## What you need to do
Locate every line in the records below that contains the word "Friend", and copy each one.

## Input material
>> begin

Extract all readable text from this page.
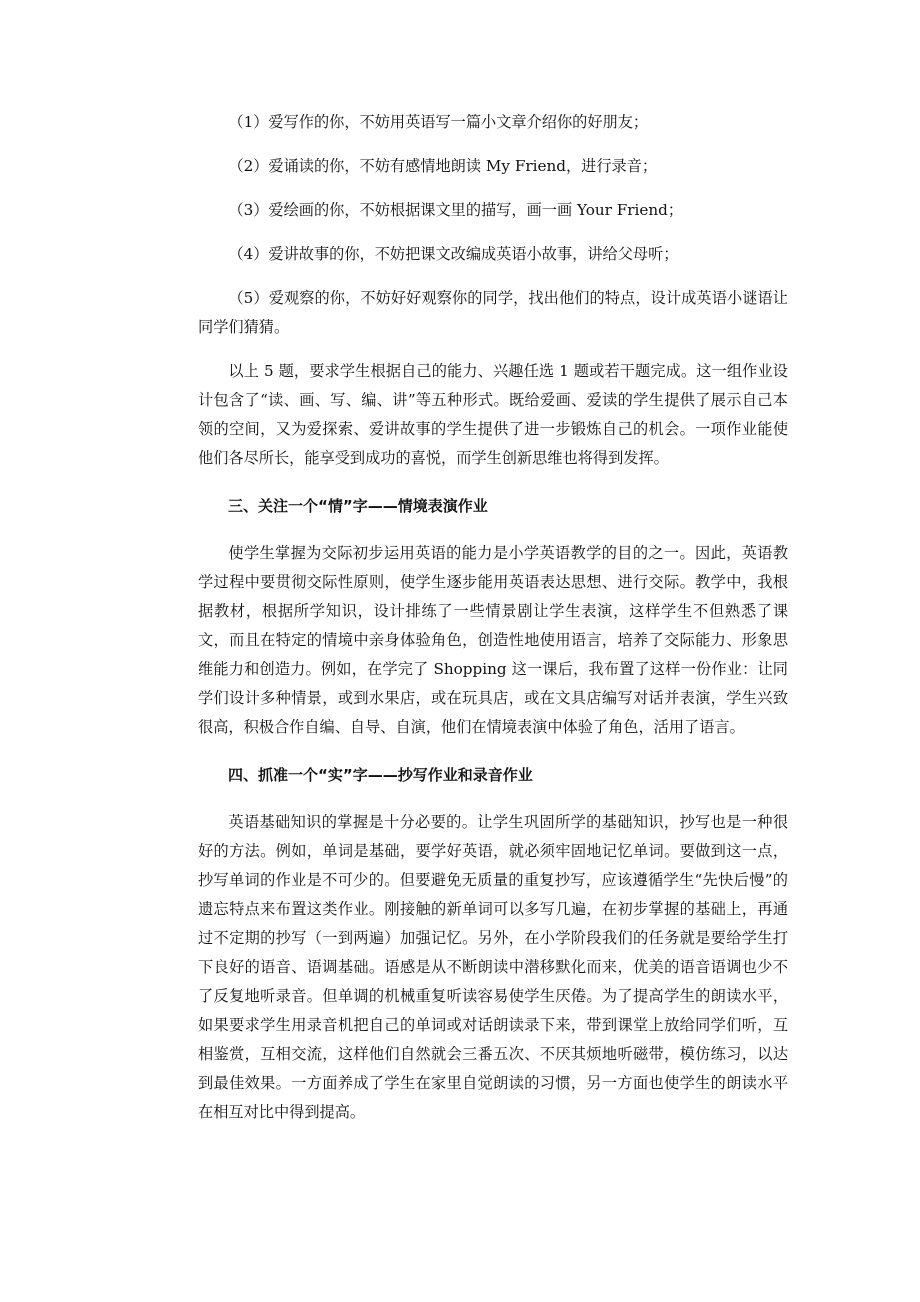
（1）爱写作的你，不妨用英语写一篇小文章介绍你的好朋友；

（2）爱诵读的你，不妨有感情地朗读 My Friend，进行录音；

（3）爱绘画的你，不妨根据课文里的描写，画一画 Your Friend；

（4）爱讲故事的你，不妨把课文改编成英语小故事，讲给父母听；

（5）爱观察的你，不妨好好观察你的同学，找出他们的特点，设计成英语小谜语让同学们猜猜。

以上 5 题，要求学生根据自己的能力、兴趣任选 1 题或若干题完成。这一组作业设计包含了“读、画、写、编、讲”等五种形式。既给爱画、爱读的学生提供了展示自己本领的空间，又为爱探索、爱讲故事的学生提供了进一步锻炼自己的机会。一项作业能使他们各尽所长，能享受到成功的喜悦，而学生创新思维也将得到发挥。

三、关注一个“情”字——情境表演作业

使学生掌握为交际初步运用英语的能力是小学英语教学的目的之一。因此，英语教学过程中要贯彻交际性原则，使学生逐步能用英语表达思想、进行交际。教学中，我根据教材，根据所学知识，设计排练了一些情景剧让学生表演，这样学生不但熟悉了课文，而且在特定的情境中亲身体验角色，创造性地使用语言，培养了交际能力、形象思维能力和创造力。例如，在学完了 Shopping 这一课后，我布置了这样一份作业：让同学们设计多种情景，或到水果店，或在玩具店，或在文具店编写对话并表演，学生兴致很高，积极合作自编、自导、自演，他们在情境表演中体验了角色，活用了语言。

四、抓准一个“实”字——抄写作业和录音作业

英语基础知识的掌握是十分必要的。让学生巩固所学的基础知识，抄写也是一种很好的方法。例如，单词是基础，要学好英语，就必须牢固地记忆单词。要做到这一点，抄写单词的作业是不可少的。但要避免无质量的重复抄写，应该遵循学生“先快后慢”的遗忘特点来布置这类作业。刚接触的新单词可以多写几遍，在初步掌握的基础上，再通过不定期的抄写（一到两遍）加强记忆。另外，在小学阶段我们的任务就是要给学生打下良好的语音、语调基础。语感是从不断朗读中潜移默化而来，优美的语音语调也少不了反复地听录音。但单调的机械重复听读容易使学生厌倦。为了提高学生的朗读水平，如果要求学生用录音机把自己的单词或对话朗读录下来，带到课堂上放给同学们听，互相鉴赏，互相交流，这样他们自然就会三番五次、不厌其烦地听磁带，模仿练习，以达到最佳效果。一方面养成了学生在家里自觉朗读的习惯，另一方面也使学生的朗读水平在相互对比中得到提高。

>> end

## Solution to the exercise
（2）爱诵读的你，不妨有感情地朗读 My Friend，进行录音；
（3）爱绘画的你，不妨根据课文里的描写，画一画 Your Friend；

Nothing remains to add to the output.